*TASK PROMPT*.
Change every "Counts/sec" in the rows below to "Counts per second" and keep everything else the same. Leave the pictures out of your answer.

*RECORDED INFORMATION*.
[start]
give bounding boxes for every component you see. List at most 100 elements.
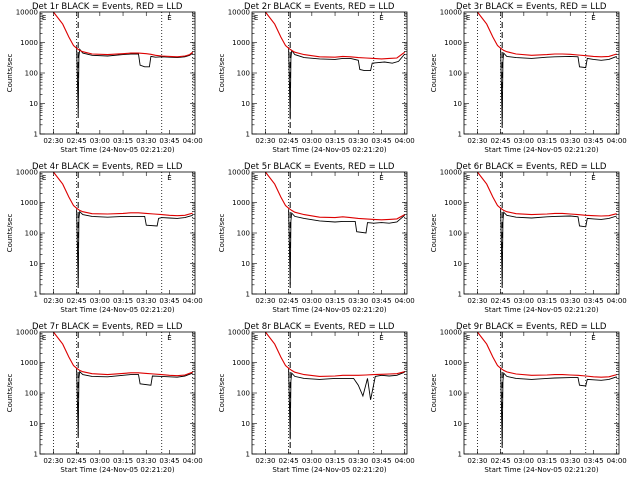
plot-frame <box>463 171 620 295</box>
y-tick-label: 100 <box>25 70 38 78</box>
x-tick-label: 04:00 <box>395 137 415 145</box>
panel-title: Det 7r BLACK = Events, RED = LLD <box>32 322 183 332</box>
marker-label: E <box>379 14 383 22</box>
y-tick-label: 10 <box>241 100 250 108</box>
marker-label: E <box>42 334 46 342</box>
x-axis-label: Start Time (24-Nov-05 02:21:20) <box>484 306 598 314</box>
y-axis-label: Counts/sec <box>430 214 438 253</box>
panel-det-2: Det 2r BLACK = Events, RED = LLD E E 10000 1… <box>218 2 415 154</box>
x-tick-label: 03:30 <box>560 137 580 145</box>
y-axis-label: Counts/sec <box>218 214 226 253</box>
x-tick-label: 03:30 <box>348 457 368 465</box>
y-tick-label: 10 <box>241 420 250 428</box>
y-tick-label: 1000 <box>232 199 250 207</box>
x-tick-label: 03:00 <box>90 297 110 305</box>
x-tick-label: 02:45 <box>67 297 87 305</box>
y-tick-label: 1000 <box>20 199 38 207</box>
panel-det-6: Det 6r BLACK = Events, RED = LLD E E 10000 1… <box>430 162 627 314</box>
x-tick-label: 03:30 <box>560 457 580 465</box>
x-tick-label: 03:15 <box>537 297 557 305</box>
panel-det-3: Det 3r BLACK = Events, RED = LLD E E 10000 1… <box>430 2 627 154</box>
x-tick-label: 03:00 <box>302 137 322 145</box>
x-axis-label: Start Time (24-Nov-05 02:21:20) <box>60 466 174 474</box>
y-tick-label: 100 <box>237 230 250 238</box>
x-tick-label: 03:00 <box>302 297 322 305</box>
y-tick-label: 1 <box>458 451 462 459</box>
y-tick-label: 10000 <box>440 329 462 337</box>
marker-label: E <box>254 174 258 182</box>
panel-title: Det 8r BLACK = Events, RED = LLD <box>244 322 395 332</box>
marker-label: E <box>466 174 470 182</box>
panel-title: Det 6r BLACK = Events, RED = LLD <box>456 162 607 172</box>
series-line-events <box>500 368 617 445</box>
y-tick-label: 10000 <box>228 329 250 337</box>
x-tick-label: 02:30 <box>255 457 275 465</box>
y-axis-label: Counts/sec <box>430 54 438 93</box>
x-axis-label: Start Time (24-Nov-05 02:21:20) <box>484 146 598 154</box>
plot-frame <box>39 11 196 135</box>
plot-frame <box>463 331 620 455</box>
series-line-events <box>288 209 405 285</box>
x-tick-label: 03:30 <box>136 457 156 465</box>
x-axis-label: Start Time (24-Nov-05 02:21:20) <box>484 466 598 474</box>
y-tick-label: 10 <box>453 260 462 268</box>
x-tick-label: 02:30 <box>43 457 63 465</box>
marker-label: E <box>167 14 171 22</box>
y-tick-label: 1 <box>458 131 462 139</box>
series-line-events <box>500 208 617 285</box>
x-tick-label: 03:30 <box>136 137 156 145</box>
y-tick-label: 10 <box>453 420 462 428</box>
y-tick-label: 100 <box>25 390 38 398</box>
y-axis-label: Counts/sec <box>6 214 14 253</box>
y-tick-label: 1 <box>246 291 250 299</box>
y-tick-label: 1 <box>34 291 38 299</box>
panel-title: Det 9r BLACK = Events, RED = LLD <box>456 322 607 332</box>
x-tick-label: 03:15 <box>325 457 345 465</box>
x-axis-label: Start Time (24-Nov-05 02:21:20) <box>60 146 174 154</box>
y-axis-label: Counts/sec <box>218 374 226 413</box>
x-tick-label: 02:30 <box>43 137 63 145</box>
y-tick-label: 10000 <box>228 9 250 17</box>
y-tick-label: 1000 <box>232 39 250 47</box>
x-tick-label: 03:15 <box>113 137 133 145</box>
series-line-lld <box>52 11 194 58</box>
x-tick-label: 02:30 <box>43 297 63 305</box>
panel-title: Det 4r BLACK = Events, RED = LLD <box>32 162 183 172</box>
x-axis-label: Start Time (24-Nov-05 02:21:20) <box>272 466 386 474</box>
y-tick-label: 1000 <box>444 199 462 207</box>
y-tick-label: 10000 <box>16 9 38 17</box>
panel-det-1: Det 1r BLACK = Events, RED = LLD E E 10000 1… <box>6 2 203 154</box>
y-tick-label: 1000 <box>444 359 462 367</box>
x-tick-label: 03:15 <box>113 297 133 305</box>
y-tick-label: 10000 <box>16 329 38 337</box>
x-tick-label: 03:45 <box>159 137 179 145</box>
series-line-lld <box>476 171 617 217</box>
x-tick-label: 02:45 <box>491 137 511 145</box>
panel-det-8: Det 8r BLACK = Events, RED = LLD E E 10000 1… <box>218 322 415 474</box>
y-tick-label: 10 <box>29 260 38 268</box>
x-tick-label: 03:45 <box>371 137 391 145</box>
marker-label: E <box>466 14 470 22</box>
panel-title: Det 3r BLACK = Events, RED = LLD <box>456 2 607 12</box>
y-tick-label: 100 <box>449 70 462 78</box>
series-line-events <box>288 368 405 440</box>
panel-det-9: Det 9r BLACK = Events, RED = LLD E E 10000 1… <box>430 322 627 474</box>
x-tick-label: 04:00 <box>607 137 627 145</box>
x-tick-label: 03:45 <box>371 297 391 305</box>
y-tick-label: 10000 <box>16 169 38 177</box>
y-tick-label: 10000 <box>440 169 462 177</box>
series-line-lld <box>476 11 617 58</box>
panel-det-4: Det 4r BLACK = Events, RED = LLD E E 10000 1… <box>6 162 203 314</box>
x-tick-label: 03:15 <box>325 137 345 145</box>
marker-label: E <box>167 174 171 182</box>
x-tick-label: 03:00 <box>514 457 534 465</box>
x-axis-label: Start Time (24-Nov-05 02:21:20) <box>272 306 386 314</box>
series-line-lld <box>264 331 405 377</box>
y-tick-label: 100 <box>449 230 462 238</box>
panel-title: Det 2r BLACK = Events, RED = LLD <box>244 2 395 12</box>
plot-frame <box>463 11 620 135</box>
x-tick-label: 03:45 <box>159 457 179 465</box>
y-tick-label: 1 <box>34 131 38 139</box>
x-tick-label: 04:00 <box>183 297 203 305</box>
[end]
*SOLUTION TO THIS PROBLEM*.
give bounding boxes for every component you see. List at most 100 elements.
plot-frame <box>463 171 620 295</box>
y-tick-label: 100 <box>25 70 38 78</box>
x-tick-label: 04:00 <box>395 137 415 145</box>
panel-title: Det 7r BLACK = Events, RED = LLD <box>32 322 183 332</box>
marker-label: E <box>379 14 383 22</box>
y-tick-label: 10 <box>241 100 250 108</box>
marker-label: E <box>42 334 46 342</box>
x-axis-label: Start Time (24-Nov-05 02:21:20) <box>484 306 598 314</box>
y-axis-label: Counts per second <box>430 214 438 253</box>
panel-det-2: Det 2r BLACK = Events, RED = LLD E E 10000 1… <box>218 2 415 154</box>
x-tick-label: 03:30 <box>560 137 580 145</box>
y-axis-label: Counts per second <box>218 214 226 253</box>
x-tick-label: 03:30 <box>348 457 368 465</box>
y-tick-label: 10 <box>241 420 250 428</box>
y-tick-label: 1000 <box>232 199 250 207</box>
x-tick-label: 03:00 <box>90 297 110 305</box>
x-tick-label: 02:45 <box>67 297 87 305</box>
y-tick-label: 1000 <box>20 199 38 207</box>
panel-det-6: Det 6r BLACK = Events, RED = LLD E E 10000 1… <box>430 162 627 314</box>
x-tick-label: 03:30 <box>560 457 580 465</box>
x-tick-label: 03:15 <box>537 297 557 305</box>
panel-det-3: Det 3r BLACK = Events, RED = LLD E E 10000 1… <box>430 2 627 154</box>
x-tick-label: 03:00 <box>302 137 322 145</box>
x-axis-label: Start Time (24-Nov-05 02:21:20) <box>60 466 174 474</box>
y-tick-label: 100 <box>237 230 250 238</box>
x-tick-label: 03:00 <box>302 297 322 305</box>
y-tick-label: 1 <box>458 451 462 459</box>
y-tick-label: 10000 <box>440 329 462 337</box>
marker-label: E <box>254 174 258 182</box>
panel-title: Det 8r BLACK = Events, RED = LLD <box>244 322 395 332</box>
marker-label: E <box>466 174 470 182</box>
panel-title: Det 6r BLACK = Events, RED = LLD <box>456 162 607 172</box>
series-line-events <box>500 368 617 445</box>
y-tick-label: 10000 <box>228 329 250 337</box>
x-tick-label: 02:30 <box>255 457 275 465</box>
y-axis-label: Counts per second <box>430 54 438 93</box>
x-axis-label: Start Time (24-Nov-05 02:21:20) <box>484 146 598 154</box>
plot-frame <box>39 11 196 135</box>
plot-frame <box>463 331 620 455</box>
series-line-events <box>288 209 405 285</box>
x-tick-label: 03:30 <box>136 457 156 465</box>
x-axis-label: Start Time (24-Nov-05 02:21:20) <box>484 466 598 474</box>
y-tick-label: 10 <box>453 260 462 268</box>
x-tick-label: 02:30 <box>43 457 63 465</box>
marker-label: E <box>167 14 171 22</box>
y-tick-label: 1 <box>458 131 462 139</box>
series-line-events <box>500 208 617 285</box>
x-tick-label: 03:30 <box>136 137 156 145</box>
y-tick-label: 10 <box>453 420 462 428</box>
y-tick-label: 100 <box>25 390 38 398</box>
y-axis-label: Counts per second <box>6 214 14 253</box>
y-tick-label: 1 <box>246 291 250 299</box>
y-tick-label: 1 <box>34 291 38 299</box>
panel-title: Det 9r BLACK = Events, RED = LLD <box>456 322 607 332</box>
x-tick-label: 03:15 <box>325 457 345 465</box>
x-axis-label: Start Time (24-Nov-05 02:21:20) <box>60 146 174 154</box>
y-axis-label: Counts per second <box>218 374 226 413</box>
x-tick-label: 02:30 <box>43 137 63 145</box>
y-tick-label: 10000 <box>228 9 250 17</box>
y-tick-label: 1000 <box>232 39 250 47</box>
x-tick-label: 03:15 <box>113 137 133 145</box>
series-line-lld <box>52 11 194 58</box>
x-tick-label: 02:30 <box>43 297 63 305</box>
panel-title: Det 4r BLACK = Events, RED = LLD <box>32 162 183 172</box>
x-axis-label: Start Time (24-Nov-05 02:21:20) <box>272 466 386 474</box>
y-tick-label: 1000 <box>444 199 462 207</box>
y-tick-label: 10000 <box>16 9 38 17</box>
panel-det-1: Det 1r BLACK = Events, RED = LLD E E 10000 1… <box>6 2 203 154</box>
y-tick-label: 1000 <box>444 359 462 367</box>
x-tick-label: 03:15 <box>113 297 133 305</box>
y-tick-label: 10000 <box>16 329 38 337</box>
x-tick-label: 03:45 <box>159 137 179 145</box>
series-line-lld <box>476 171 617 217</box>
x-tick-label: 02:45 <box>491 137 511 145</box>
panel-det-8: Det 8r BLACK = Events, RED = LLD E E 10000 1… <box>218 322 415 474</box>
y-tick-label: 10 <box>29 260 38 268</box>
x-tick-label: 03:45 <box>371 137 391 145</box>
marker-label: E <box>466 14 470 22</box>
panel-title: Det 3r BLACK = Events, RED = LLD <box>456 2 607 12</box>
y-tick-label: 100 <box>449 70 462 78</box>
series-line-events <box>288 368 405 440</box>
panel-det-9: Det 9r BLACK = Events, RED = LLD E E 10000 1… <box>430 322 627 474</box>
x-tick-label: 04:00 <box>607 137 627 145</box>
x-tick-label: 03:45 <box>371 297 391 305</box>
y-tick-label: 10000 <box>16 169 38 177</box>
y-tick-label: 10000 <box>440 169 462 177</box>
series-line-lld <box>476 11 617 58</box>
panel-det-4: Det 4r BLACK = Events, RED = LLD E E 10000 1… <box>6 162 203 314</box>
x-tick-label: 03:15 <box>325 137 345 145</box>
marker-label: E <box>167 174 171 182</box>
x-tick-label: 03:00 <box>514 457 534 465</box>
x-axis-label: Start Time (24-Nov-05 02:21:20) <box>272 306 386 314</box>
series-line-lld <box>264 331 405 377</box>
y-tick-label: 100 <box>449 230 462 238</box>
panel-title: Det 2r BLACK = Events, RED = LLD <box>244 2 395 12</box>
plot-frame <box>463 11 620 135</box>
x-tick-label: 03:45 <box>159 457 179 465</box>
y-tick-label: 1 <box>34 131 38 139</box>
x-tick-label: 04:00 <box>183 297 203 305</box>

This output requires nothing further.